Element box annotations
_ _ _ _ _
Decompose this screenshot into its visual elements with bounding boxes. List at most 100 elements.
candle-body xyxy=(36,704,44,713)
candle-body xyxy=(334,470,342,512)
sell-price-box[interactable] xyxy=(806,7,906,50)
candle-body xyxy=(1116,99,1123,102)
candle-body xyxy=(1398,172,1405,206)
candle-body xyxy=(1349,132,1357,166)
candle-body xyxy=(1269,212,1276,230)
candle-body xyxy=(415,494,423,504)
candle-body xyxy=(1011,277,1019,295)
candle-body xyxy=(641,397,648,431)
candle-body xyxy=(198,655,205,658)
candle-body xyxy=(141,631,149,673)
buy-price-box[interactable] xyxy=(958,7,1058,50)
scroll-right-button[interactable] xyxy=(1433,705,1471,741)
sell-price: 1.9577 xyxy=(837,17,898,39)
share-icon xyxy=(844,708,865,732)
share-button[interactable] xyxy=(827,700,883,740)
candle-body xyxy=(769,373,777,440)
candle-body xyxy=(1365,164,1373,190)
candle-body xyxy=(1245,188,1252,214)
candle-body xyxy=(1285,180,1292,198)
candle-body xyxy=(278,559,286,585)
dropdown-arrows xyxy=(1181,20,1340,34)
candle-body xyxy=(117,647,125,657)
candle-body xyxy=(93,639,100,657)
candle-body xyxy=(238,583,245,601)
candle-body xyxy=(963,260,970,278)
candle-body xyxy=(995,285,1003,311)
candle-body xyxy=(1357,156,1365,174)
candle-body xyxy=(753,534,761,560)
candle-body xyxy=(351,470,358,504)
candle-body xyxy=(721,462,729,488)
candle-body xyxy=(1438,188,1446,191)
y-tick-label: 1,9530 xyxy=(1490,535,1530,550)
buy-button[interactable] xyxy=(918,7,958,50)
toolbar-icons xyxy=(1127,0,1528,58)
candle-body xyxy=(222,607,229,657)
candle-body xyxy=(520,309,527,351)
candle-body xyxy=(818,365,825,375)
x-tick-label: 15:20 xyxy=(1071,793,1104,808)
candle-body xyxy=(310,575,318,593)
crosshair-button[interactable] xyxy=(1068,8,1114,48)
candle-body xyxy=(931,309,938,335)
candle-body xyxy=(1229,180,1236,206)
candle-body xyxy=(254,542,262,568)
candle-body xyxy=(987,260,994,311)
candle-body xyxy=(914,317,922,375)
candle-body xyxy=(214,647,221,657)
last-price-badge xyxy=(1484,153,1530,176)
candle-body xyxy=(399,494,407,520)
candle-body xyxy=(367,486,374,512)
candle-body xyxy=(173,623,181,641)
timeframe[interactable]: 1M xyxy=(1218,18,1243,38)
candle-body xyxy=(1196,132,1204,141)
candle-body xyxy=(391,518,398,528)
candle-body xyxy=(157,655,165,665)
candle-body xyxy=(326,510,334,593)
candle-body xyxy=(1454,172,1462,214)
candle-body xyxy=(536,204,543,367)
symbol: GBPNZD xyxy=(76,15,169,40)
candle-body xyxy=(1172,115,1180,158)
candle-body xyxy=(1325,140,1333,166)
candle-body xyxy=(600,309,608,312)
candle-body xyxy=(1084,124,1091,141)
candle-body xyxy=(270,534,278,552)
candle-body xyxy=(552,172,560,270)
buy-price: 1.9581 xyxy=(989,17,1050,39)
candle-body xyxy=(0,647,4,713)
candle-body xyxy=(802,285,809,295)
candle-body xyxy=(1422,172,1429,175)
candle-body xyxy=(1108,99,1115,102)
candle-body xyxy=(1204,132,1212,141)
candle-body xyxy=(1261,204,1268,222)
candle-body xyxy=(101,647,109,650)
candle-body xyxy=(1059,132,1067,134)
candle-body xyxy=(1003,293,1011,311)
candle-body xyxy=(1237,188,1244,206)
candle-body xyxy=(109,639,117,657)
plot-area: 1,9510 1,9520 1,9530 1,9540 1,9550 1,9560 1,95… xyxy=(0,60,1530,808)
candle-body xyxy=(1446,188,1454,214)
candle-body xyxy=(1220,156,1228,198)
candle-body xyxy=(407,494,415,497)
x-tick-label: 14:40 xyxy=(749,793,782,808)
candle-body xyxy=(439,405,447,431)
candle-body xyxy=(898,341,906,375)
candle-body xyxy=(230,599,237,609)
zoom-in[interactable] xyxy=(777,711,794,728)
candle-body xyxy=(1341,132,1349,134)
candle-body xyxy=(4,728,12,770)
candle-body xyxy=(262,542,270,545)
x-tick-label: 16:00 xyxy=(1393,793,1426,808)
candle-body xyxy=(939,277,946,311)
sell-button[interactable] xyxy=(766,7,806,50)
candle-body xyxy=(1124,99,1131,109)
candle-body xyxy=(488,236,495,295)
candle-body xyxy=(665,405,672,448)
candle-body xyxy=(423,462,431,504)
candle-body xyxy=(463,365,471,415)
_ _ _ _ _
Reproduce the stretch of the data above from its first line through the line containing "scroll-right-button[interactable] xyxy=(1433,705,1471,741)", unchanged.

— FULL OUTPUT —
Decompose this screenshot into its visual elements with bounding boxes. List at most 100 elements.
candle-body xyxy=(36,704,44,713)
candle-body xyxy=(334,470,342,512)
sell-price-box[interactable] xyxy=(806,7,906,50)
candle-body xyxy=(1116,99,1123,102)
candle-body xyxy=(1398,172,1405,206)
candle-body xyxy=(1349,132,1357,166)
candle-body xyxy=(1269,212,1276,230)
candle-body xyxy=(415,494,423,504)
candle-body xyxy=(1011,277,1019,295)
candle-body xyxy=(641,397,648,431)
candle-body xyxy=(198,655,205,658)
candle-body xyxy=(141,631,149,673)
buy-price-box[interactable] xyxy=(958,7,1058,50)
scroll-right-button[interactable] xyxy=(1433,705,1471,741)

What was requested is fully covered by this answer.